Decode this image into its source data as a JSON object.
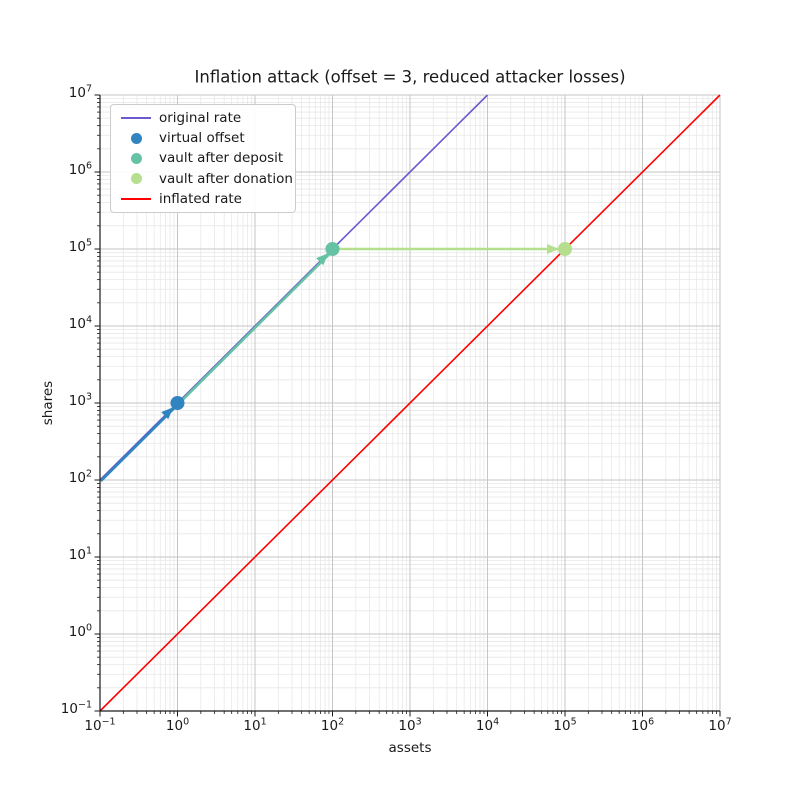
{
  "figure": {
    "background": "#ffffff"
  },
  "chart_data": {
    "type": "line",
    "title": "Inflation attack (offset = 3, reduced attacker losses)",
    "xlabel": "assets",
    "ylabel": "shares",
    "xscale": "log",
    "yscale": "log",
    "xlim_exponents": [
      -1,
      7
    ],
    "ylim_exponents": [
      -1,
      7
    ],
    "x_tick_exponents": [
      -1,
      0,
      1,
      2,
      3,
      4,
      5,
      6,
      7
    ],
    "y_tick_exponents": [
      -1,
      0,
      1,
      2,
      3,
      4,
      5,
      6,
      7
    ],
    "grid": {
      "major": true,
      "minor": true,
      "major_color": "#c6c6c6",
      "minor_color": "#e8e8e8"
    },
    "axis_color": "#1a1a1a",
    "series": [
      {
        "name": "original rate",
        "kind": "line",
        "color": "#6a5acd",
        "points": [
          [
            0.1,
            100
          ],
          [
            10000,
            10000000
          ]
        ]
      },
      {
        "name": "inflated rate",
        "kind": "line",
        "color": "#ff0000",
        "points": [
          [
            0.1,
            0.1
          ],
          [
            10000000,
            10000000
          ]
        ]
      }
    ],
    "annotations": [
      {
        "name": "virtual offset arrow",
        "kind": "arrow",
        "color": "#3084bf",
        "from": [
          0.1,
          100
        ],
        "to": [
          1,
          1000
        ],
        "overlaps_line": true
      },
      {
        "name": "vault after deposit arrow",
        "kind": "arrow",
        "color": "#66c2a5",
        "from": [
          1,
          1000
        ],
        "to": [
          100,
          100000
        ],
        "overlaps_line": true
      },
      {
        "name": "vault after donation arrow",
        "kind": "arrow",
        "color": "#b5df8e",
        "from": [
          100,
          100000
        ],
        "to": [
          100000,
          100000
        ],
        "overlaps_line": false
      }
    ],
    "points": [
      {
        "name": "virtual offset",
        "color": "#3084bf",
        "x": 1,
        "y": 1000
      },
      {
        "name": "vault after deposit",
        "color": "#66c2a5",
        "x": 100,
        "y": 100000
      },
      {
        "name": "vault after donation",
        "color": "#b5df8e",
        "x": 100000,
        "y": 100000
      }
    ],
    "legend": {
      "position": "upper-left",
      "items": [
        {
          "label": "original rate",
          "marker": "line",
          "color": "#6a5acd"
        },
        {
          "label": "virtual offset",
          "marker": "dot",
          "color": "#3084bf"
        },
        {
          "label": "vault after deposit",
          "marker": "dot",
          "color": "#66c2a5"
        },
        {
          "label": "vault after donation",
          "marker": "dot",
          "color": "#b5df8e"
        },
        {
          "label": "inflated rate",
          "marker": "line",
          "color": "#ff0000"
        }
      ]
    }
  }
}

*GIVEN PROBLEM*: Restate the data above word for word. Skip every picture.

*OUTPUT*:
Decode this image into its source data as a JSON object.
{
  "figure": {
    "background": "#ffffff"
  },
  "chart_data": {
    "type": "line",
    "title": "Inflation attack (offset = 3, reduced attacker losses)",
    "xlabel": "assets",
    "ylabel": "shares",
    "xscale": "log",
    "yscale": "log",
    "xlim_exponents": [
      -1,
      7
    ],
    "ylim_exponents": [
      -1,
      7
    ],
    "x_tick_exponents": [
      -1,
      0,
      1,
      2,
      3,
      4,
      5,
      6,
      7
    ],
    "y_tick_exponents": [
      -1,
      0,
      1,
      2,
      3,
      4,
      5,
      6,
      7
    ],
    "grid": {
      "major": true,
      "minor": true,
      "major_color": "#c6c6c6",
      "minor_color": "#e8e8e8"
    },
    "axis_color": "#1a1a1a",
    "series": [
      {
        "name": "original rate",
        "kind": "line",
        "color": "#6a5acd",
        "points": [
          [
            0.1,
            100
          ],
          [
            10000,
            10000000
          ]
        ]
      },
      {
        "name": "inflated rate",
        "kind": "line",
        "color": "#ff0000",
        "points": [
          [
            0.1,
            0.1
          ],
          [
            10000000,
            10000000
          ]
        ]
      }
    ],
    "annotations": [
      {
        "name": "virtual offset arrow",
        "kind": "arrow",
        "color": "#3084bf",
        "from": [
          0.1,
          100
        ],
        "to": [
          1,
          1000
        ],
        "overlaps_line": true
      },
      {
        "name": "vault after deposit arrow",
        "kind": "arrow",
        "color": "#66c2a5",
        "from": [
          1,
          1000
        ],
        "to": [
          100,
          100000
        ],
        "overlaps_line": true
      },
      {
        "name": "vault after donation arrow",
        "kind": "arrow",
        "color": "#b5df8e",
        "from": [
          100,
          100000
        ],
        "to": [
          100000,
          100000
        ],
        "overlaps_line": false
      }
    ],
    "points": [
      {
        "name": "virtual offset",
        "color": "#3084bf",
        "x": 1,
        "y": 1000
      },
      {
        "name": "vault after deposit",
        "color": "#66c2a5",
        "x": 100,
        "y": 100000
      },
      {
        "name": "vault after donation",
        "color": "#b5df8e",
        "x": 100000,
        "y": 100000
      }
    ],
    "legend": {
      "position": "upper-left",
      "items": [
        {
          "label": "original rate",
          "marker": "line",
          "color": "#6a5acd"
        },
        {
          "label": "virtual offset",
          "marker": "dot",
          "color": "#3084bf"
        },
        {
          "label": "vault after deposit",
          "marker": "dot",
          "color": "#66c2a5"
        },
        {
          "label": "vault after donation",
          "marker": "dot",
          "color": "#b5df8e"
        },
        {
          "label": "inflated rate",
          "marker": "line",
          "color": "#ff0000"
        }
      ]
    }
  }
}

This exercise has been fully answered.